What is required:
State how many lines include "done", giving the number by itself.

[Raw records]

-----

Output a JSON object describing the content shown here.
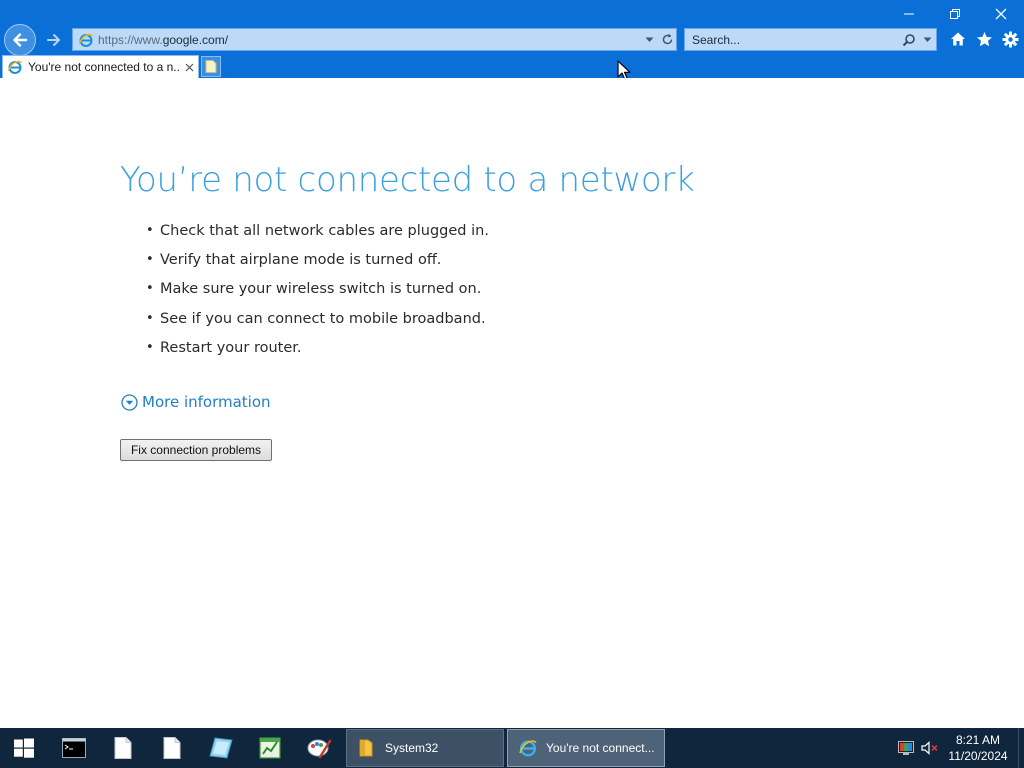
{
  "browser": {
    "window_controls": {
      "minimize": "–",
      "restore": "❐",
      "close": "✕"
    },
    "address": {
      "prefix": "https://www.",
      "host": "google.com/"
    },
    "search": {
      "placeholder": "Search..."
    },
    "tab": {
      "title": "You're not connected to a n..."
    },
    "toolbar": {
      "icons": [
        "home-icon",
        "favorites-star-icon",
        "tools-gear-icon"
      ]
    }
  },
  "page": {
    "heading": "You’re not connected to a network",
    "tips": [
      "Check that all network cables are plugged in.",
      "Verify that airplane mode is turned off.",
      "Make sure your wireless switch is turned on.",
      "See if you can connect to mobile broadband.",
      "Restart your router."
    ],
    "more_information": "More information",
    "fix_button": "Fix connection problems"
  },
  "taskbar": {
    "pinned": [
      "command-prompt-icon",
      "blank-document-icon",
      "blank-document-icon",
      "notepad-tablet-icon",
      "spreadsheet-icon",
      "paint-icon"
    ],
    "tasks": [
      {
        "label": "System32",
        "icon": "folder-icon"
      },
      {
        "label": "You're not connect...",
        "icon": "internet-explorer-icon"
      }
    ],
    "clock": {
      "time": "8:21 AM",
      "date": "11/20/2024"
    }
  },
  "colors": {
    "chrome_blue": "#0a6fd6",
    "heading_blue": "#3aa0df",
    "link_blue": "#1f7fc7",
    "taskbar": "#10263d"
  }
}
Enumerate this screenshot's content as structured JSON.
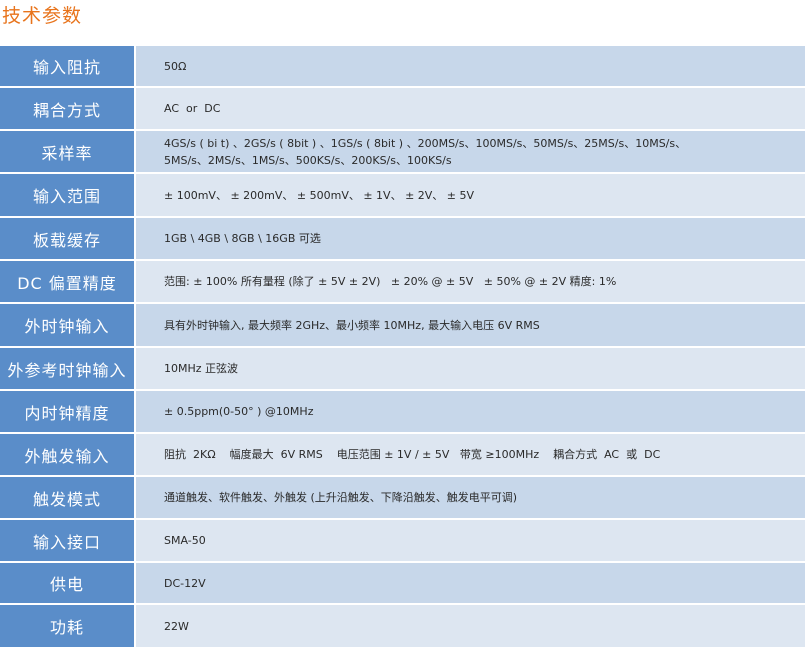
{
  "title": "技术参数",
  "rows": [
    {
      "label": "输入阻抗",
      "value": "50Ω"
    },
    {
      "label": "耦合方式",
      "value": "AC  or  DC"
    },
    {
      "label": "采样率",
      "value": "4GS/s ( bi t) 、2GS/s ( 8bit ) 、1GS/s ( 8bit ) 、200MS/s、100MS/s、50MS/s、25MS/s、10MS/s、\n5MS/s、2MS/s、1MS/s、500KS/s、200KS/s、100KS/s"
    },
    {
      "label": "输入范围",
      "value": "± 100mV、 ± 200mV、 ± 500mV、 ± 1V、 ± 2V、 ± 5V"
    },
    {
      "label": "板载缓存",
      "value": "1GB \\ 4GB \\ 8GB \\ 16GB 可选"
    },
    {
      "label": "DC 偏置精度",
      "value": "范围: ± 100% 所有量程 (除了 ± 5V ± 2V)   ± 20% @ ± 5V   ± 50% @ ± 2V 精度: 1%"
    },
    {
      "label": "外时钟输入",
      "value": "具有外时钟输入, 最大频率 2GHz、最小频率 10MHz, 最大输入电压 6V RMS"
    },
    {
      "label": "外参考时钟输入",
      "value": "10MHz 正弦波"
    },
    {
      "label": "内时钟精度",
      "value": "± 0.5ppm(0-50° ) @10MHz"
    },
    {
      "label": "外触发输入",
      "value": "阻抗  2KΩ    幅度最大  6V RMS    电压范围 ± 1V / ± 5V   带宽 ≥100MHz    耦合方式  AC  或  DC"
    },
    {
      "label": "触发模式",
      "value": "通道触发、软件触发、外触发 (上升沿触发、下降沿触发、触发电平可调)"
    },
    {
      "label": "输入接口",
      "value": "SMA-50"
    },
    {
      "label": "供电",
      "value": "DC-12V"
    },
    {
      "label": "功耗",
      "value": "22W"
    }
  ]
}
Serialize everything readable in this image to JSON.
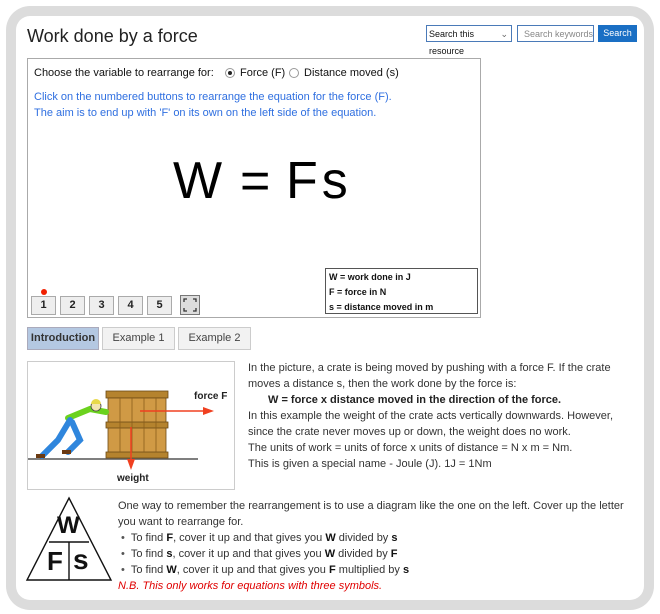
{
  "header": {
    "title": "Work done by a force",
    "search_scope": "Search this resource",
    "search_placeholder": "Search keywords.",
    "search_button": "Search"
  },
  "applet": {
    "choose_label": "Choose the variable to rearrange for:",
    "options": [
      {
        "label": "Force (F)",
        "selected": true
      },
      {
        "label": "Distance moved (s)",
        "selected": false
      }
    ],
    "instructions": [
      "Click on the numbered buttons to rearrange the equation for the force (F).",
      "The aim is to end up with 'F' on its own on the left side of the equation."
    ],
    "equation": {
      "left": "W",
      "equals": "=",
      "right": "Fs"
    },
    "legend": [
      "W = work done in J",
      "F = force in N",
      "s = distance moved  in m"
    ],
    "step_buttons": [
      "1",
      "2",
      "3",
      "4",
      "5"
    ],
    "current_step": 1,
    "fullscreen_icon": "fullscreen-icon",
    "indicator_color": "#f02000"
  },
  "tabs": [
    {
      "label": "Introduction",
      "active": true
    },
    {
      "label": "Example 1",
      "active": false
    },
    {
      "label": "Example 2",
      "active": false
    }
  ],
  "picture": {
    "force_label": "force F",
    "weight_label": "weight"
  },
  "intro": {
    "p1": "In the picture, a crate is being moved by pushing with a force F. If the crate moves a distance s, then the work done by the force is:",
    "formula": "W = force x distance moved in the direction of the force.",
    "p2": "In this example the weight of the crate acts vertically downwards. However, since the crate never moves up or down, the weight does no work.",
    "p3": "The units of work = units of force x units of distance = N x m = Nm.",
    "p4": "This is given a special name - Joule (J). 1J = 1Nm"
  },
  "triangle": {
    "top": "W",
    "bottom_left": "F",
    "bottom_right": "s"
  },
  "memory": {
    "intro": "One way to remember the rearrangement is to use a diagram like the one on the left. Cover up the letter you want to rearrange for.",
    "items": [
      {
        "pre": "To find ",
        "var": "F",
        "mid": ", cover it up and that gives you ",
        "a": "W",
        "op": " divided by ",
        "b": "s"
      },
      {
        "pre": "To find ",
        "var": "s",
        "mid": ", cover it up and that gives you ",
        "a": "W",
        "op": " divided by ",
        "b": "F"
      },
      {
        "pre": "To find ",
        "var": "W",
        "mid": ", cover it up and that gives you ",
        "a": "F",
        "op": " multiplied by ",
        "b": "s"
      }
    ],
    "note": "N.B. This only works for equations with three symbols."
  },
  "colors": {
    "accent": "#1a6fc4",
    "instruction_text": "#2f6fe0",
    "active_tab": "#b4c8e2",
    "note_red": "#e00000",
    "arrow_red": "#f04020"
  }
}
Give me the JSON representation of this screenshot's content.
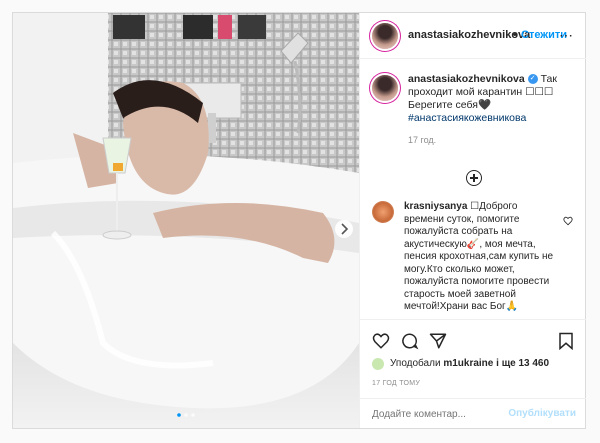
{
  "header": {
    "username": "anastasiakozhevnikova",
    "separator": "•",
    "follow_label": "Стежити",
    "more_icon": "⋯"
  },
  "caption": {
    "username": "anastasiakozhevnikova",
    "verified_icon": "✓",
    "text": "Так проходит мой карантин ☐☐☐ Берегите себя🖤",
    "hashtag": "#анастасиякожевникова",
    "time": "17 год."
  },
  "comment": {
    "username": "krasniysanya",
    "text": "☐Доброго времени суток, помогите пожалуйста собрать на акустическую🎸, моя мечта, пенсия крохотная,сам купить не могу.Кто сколько может, пожалуйста помогите провести старость моей заветной мечтой!Храни вас Бог🙏"
  },
  "likes": {
    "prefix": "Уподобали",
    "user": "m1ukraine",
    "suffix": " і ще 13 460"
  },
  "timestamp": "17 ГОД ТОМУ",
  "add_comment": {
    "placeholder": "Додайте коментар...",
    "publish_label": "Опублікувати"
  },
  "colors": {
    "accent": "#0095f6",
    "text": "#262626",
    "muted": "#8e8e8e"
  }
}
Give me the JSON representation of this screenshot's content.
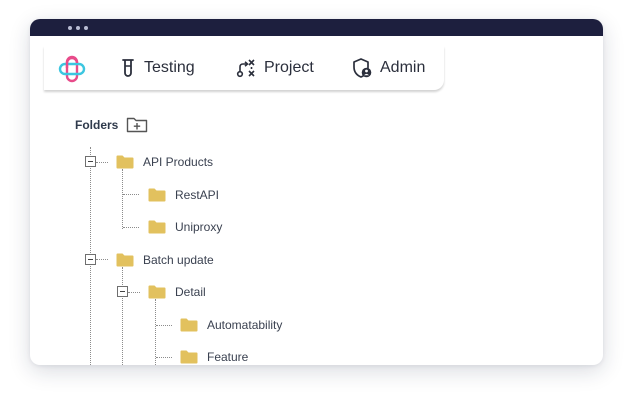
{
  "colors": {
    "titlebar": "#1d1f3e",
    "folder": "#e2c15e",
    "text": "#3a4150",
    "logo_pink": "#e84b8a",
    "logo_blue": "#3cc6e0"
  },
  "nav": {
    "logo_icon": "plus-logo-icon",
    "items": [
      {
        "label": "Testing",
        "icon": "test-tube-icon"
      },
      {
        "label": "Project",
        "icon": "workflow-icon"
      },
      {
        "label": "Admin",
        "icon": "shield-user-icon"
      }
    ]
  },
  "folders": {
    "title": "Folders",
    "add_icon": "add-folder-icon",
    "tree": [
      {
        "label": "API Products",
        "expanded": true,
        "children": [
          {
            "label": "RestAPI"
          },
          {
            "label": "Uniproxy"
          }
        ]
      },
      {
        "label": "Batch update",
        "expanded": true,
        "children": [
          {
            "label": "Detail",
            "expanded": true,
            "children": [
              {
                "label": "Automatability"
              },
              {
                "label": "Feature"
              }
            ]
          }
        ]
      }
    ]
  }
}
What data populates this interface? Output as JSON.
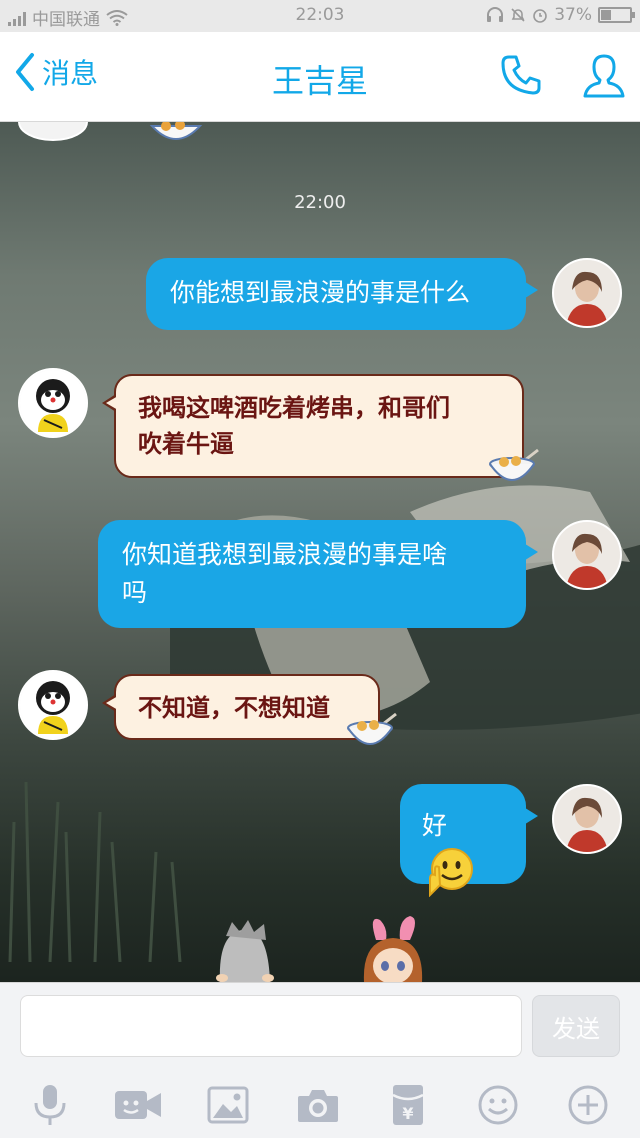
{
  "status_bar": {
    "carrier": "中国联通",
    "time": "22:03",
    "battery": "37%",
    "battery_level": 0.37
  },
  "header": {
    "back_label": "消息",
    "title": "王吉星",
    "icons": [
      "phone-icon",
      "profile-icon"
    ]
  },
  "chat": {
    "timestamp": "22:00",
    "messages": [
      {
        "side": "right",
        "text": "你能想到最浪漫的事是什么"
      },
      {
        "side": "left",
        "line1": "我喝这啤酒吃着烤串，和哥们",
        "line2": "吹着牛逼"
      },
      {
        "side": "right",
        "line1": "你知道我想到最浪漫的事是啥",
        "line2": "吗"
      },
      {
        "side": "left",
        "text": "不知道，不想知道"
      },
      {
        "side": "right",
        "text": "好"
      }
    ]
  },
  "input_bar": {
    "placeholder": "",
    "send_label": "发送",
    "tools": [
      "microphone-icon",
      "video-call-icon",
      "image-icon",
      "camera-icon",
      "red-packet-icon",
      "emoji-icon",
      "add-icon"
    ]
  },
  "colors": {
    "accent": "#12a8e8",
    "bubble_right": "#1aa6e6",
    "bubble_left": "#fdf1e1",
    "bubble_left_text": "#6a1512"
  }
}
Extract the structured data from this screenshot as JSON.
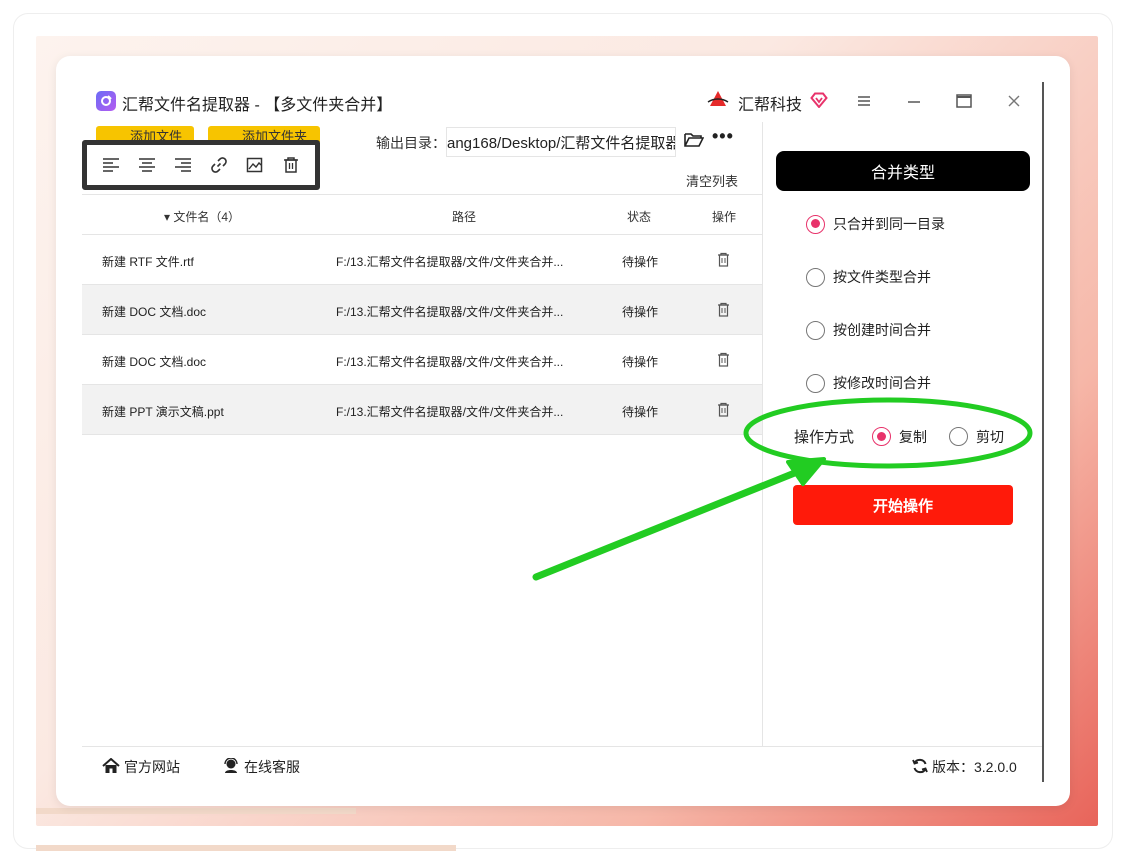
{
  "window": {
    "title": "汇帮文件名提取器 - 【多文件夹合并】",
    "brand": "汇帮科技"
  },
  "toolbar": {
    "add_file": "添加文件",
    "add_folder": "添加文件夹",
    "output_label": "输出目录：",
    "output_path": "ang168/Desktop/汇帮文件名提取器",
    "more": "•••",
    "clear_list": "清空列表"
  },
  "align_bar": {
    "icons": [
      "align-left-icon",
      "align-center-icon",
      "align-right-icon",
      "link-icon",
      "image-edit-icon",
      "trash-icon"
    ]
  },
  "table": {
    "headers": {
      "name": "▾ 文件名（4）",
      "path": "路径",
      "status": "状态",
      "action": "操作"
    },
    "rows": [
      {
        "name": "新建 RTF 文件.rtf",
        "path": "F:/13.汇帮文件名提取器/文件/文件夹合并...",
        "status": "待操作"
      },
      {
        "name": "新建 DOC 文档.doc",
        "path": "F:/13.汇帮文件名提取器/文件/文件夹合并...",
        "status": "待操作"
      },
      {
        "name": "新建 DOC 文档.doc",
        "path": "F:/13.汇帮文件名提取器/文件/文件夹合并...",
        "status": "待操作"
      },
      {
        "name": "新建 PPT 演示文稿.ppt",
        "path": "F:/13.汇帮文件名提取器/文件/文件夹合并...",
        "status": "待操作"
      }
    ]
  },
  "panel": {
    "header": "合并类型",
    "options": [
      {
        "label": "只合并到同一目录",
        "selected": true
      },
      {
        "label": "按文件类型合并",
        "selected": false
      },
      {
        "label": "按创建时间合并",
        "selected": false
      },
      {
        "label": "按修改时间合并",
        "selected": false
      }
    ],
    "op_label": "操作方式",
    "op_copy": "复制",
    "op_cut": "剪切",
    "start": "开始操作"
  },
  "footer": {
    "website": "官方网站",
    "support": "在线客服",
    "version": "版本：3.2.0.0"
  },
  "colors": {
    "accent": "#e8336b",
    "start_button": "#ff1a0a",
    "annotation": "#22cc22",
    "toolbar_yellow": "#f7c400"
  }
}
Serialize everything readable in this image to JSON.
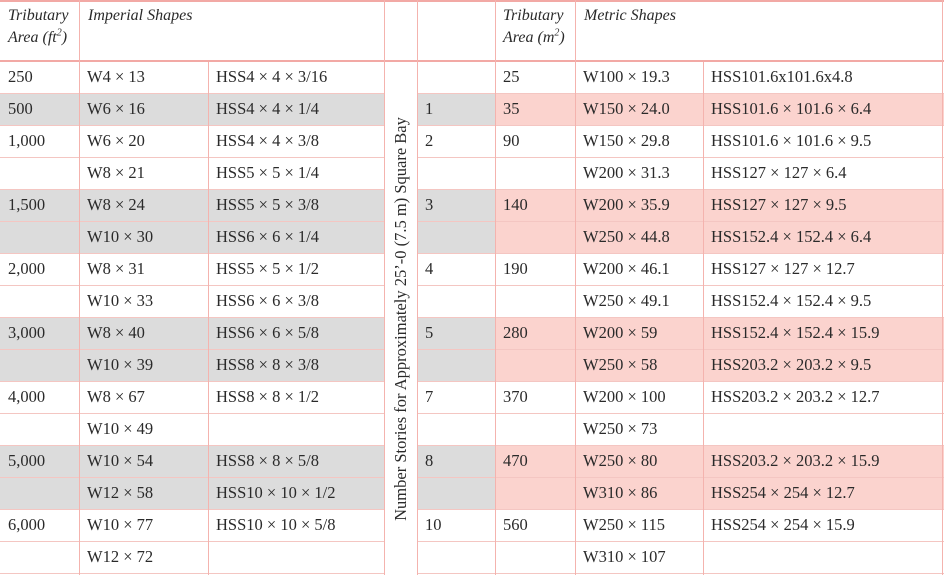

-----

Final answer:
3